* [WHAT IS ASKED]:
Beginning with the line containing "What's the underlying" and ending with the last line, repeat the records exactly.

─── EXTRACTED INFORMATION

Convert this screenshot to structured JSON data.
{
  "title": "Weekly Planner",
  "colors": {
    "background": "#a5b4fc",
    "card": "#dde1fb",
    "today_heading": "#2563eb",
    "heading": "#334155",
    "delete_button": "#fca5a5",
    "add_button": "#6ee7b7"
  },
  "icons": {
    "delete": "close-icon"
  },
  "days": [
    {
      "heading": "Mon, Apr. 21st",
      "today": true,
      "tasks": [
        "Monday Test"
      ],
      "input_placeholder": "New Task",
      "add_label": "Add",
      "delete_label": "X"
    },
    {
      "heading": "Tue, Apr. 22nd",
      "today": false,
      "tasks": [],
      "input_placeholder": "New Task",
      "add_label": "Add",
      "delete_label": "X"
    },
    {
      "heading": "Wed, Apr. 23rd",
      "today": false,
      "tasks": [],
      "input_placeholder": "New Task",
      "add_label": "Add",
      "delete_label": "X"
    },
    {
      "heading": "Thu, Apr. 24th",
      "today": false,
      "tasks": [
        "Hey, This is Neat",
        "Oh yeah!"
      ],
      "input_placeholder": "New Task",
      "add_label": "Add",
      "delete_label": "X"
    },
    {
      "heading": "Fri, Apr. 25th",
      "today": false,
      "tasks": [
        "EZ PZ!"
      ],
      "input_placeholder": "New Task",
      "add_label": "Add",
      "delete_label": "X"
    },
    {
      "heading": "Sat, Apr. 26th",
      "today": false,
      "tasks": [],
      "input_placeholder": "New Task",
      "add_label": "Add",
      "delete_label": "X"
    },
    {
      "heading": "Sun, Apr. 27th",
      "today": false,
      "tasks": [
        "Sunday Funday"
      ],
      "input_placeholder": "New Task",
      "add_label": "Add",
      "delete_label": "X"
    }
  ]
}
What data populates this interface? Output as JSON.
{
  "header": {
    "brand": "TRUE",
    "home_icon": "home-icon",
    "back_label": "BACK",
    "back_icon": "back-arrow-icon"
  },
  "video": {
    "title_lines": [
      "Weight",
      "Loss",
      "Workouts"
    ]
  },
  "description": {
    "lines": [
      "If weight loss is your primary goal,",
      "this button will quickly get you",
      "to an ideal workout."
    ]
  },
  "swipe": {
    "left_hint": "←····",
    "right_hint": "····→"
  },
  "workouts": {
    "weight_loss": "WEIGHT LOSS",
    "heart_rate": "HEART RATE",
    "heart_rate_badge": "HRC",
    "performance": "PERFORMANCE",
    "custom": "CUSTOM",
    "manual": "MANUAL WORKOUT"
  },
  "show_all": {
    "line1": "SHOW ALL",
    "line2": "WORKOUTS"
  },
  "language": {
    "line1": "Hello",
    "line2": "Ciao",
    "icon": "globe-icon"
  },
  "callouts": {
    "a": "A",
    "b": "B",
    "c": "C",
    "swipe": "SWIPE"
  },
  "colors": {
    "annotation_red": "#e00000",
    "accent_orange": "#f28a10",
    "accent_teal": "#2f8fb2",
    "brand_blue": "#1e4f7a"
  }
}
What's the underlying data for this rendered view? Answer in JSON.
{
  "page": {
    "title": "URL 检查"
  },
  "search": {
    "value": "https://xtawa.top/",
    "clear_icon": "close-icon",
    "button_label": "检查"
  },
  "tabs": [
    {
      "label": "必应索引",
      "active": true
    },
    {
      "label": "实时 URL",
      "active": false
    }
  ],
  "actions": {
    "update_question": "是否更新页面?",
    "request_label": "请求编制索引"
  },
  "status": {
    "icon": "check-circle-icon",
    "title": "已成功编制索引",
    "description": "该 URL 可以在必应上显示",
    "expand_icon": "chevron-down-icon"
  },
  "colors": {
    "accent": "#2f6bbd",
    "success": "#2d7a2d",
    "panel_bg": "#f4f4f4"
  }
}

──────

* [RESULT FOR THIS EXERCISE]:
What's the underlying data for this rendered view? Answer in JSON.
{
  "page": {
    "title": "URL 检查"
  },
  "search": {
    "value": "https://xtawa.top/",
    "clear_icon": "close-icon",
    "button_label": "检查"
  },
  "tabs": [
    {
      "label": "必应索引",
      "active": true
    },
    {
      "label": "实时 URL",
      "active": false
    }
  ],
  "actions": {
    "update_question": "是否更新页面?",
    "request_label": "请求编制索引"
  },
  "status": {
    "icon": "check-circle-icon",
    "title": "已成功编制索引",
    "description": "该 URL 可以在必应上显示",
    "expand_icon": "chevron-down-icon"
  },
  "colors": {
    "accent": "#2f6bbd",
    "success": "#2d7a2d",
    "panel_bg": "#f4f4f4"
  }
}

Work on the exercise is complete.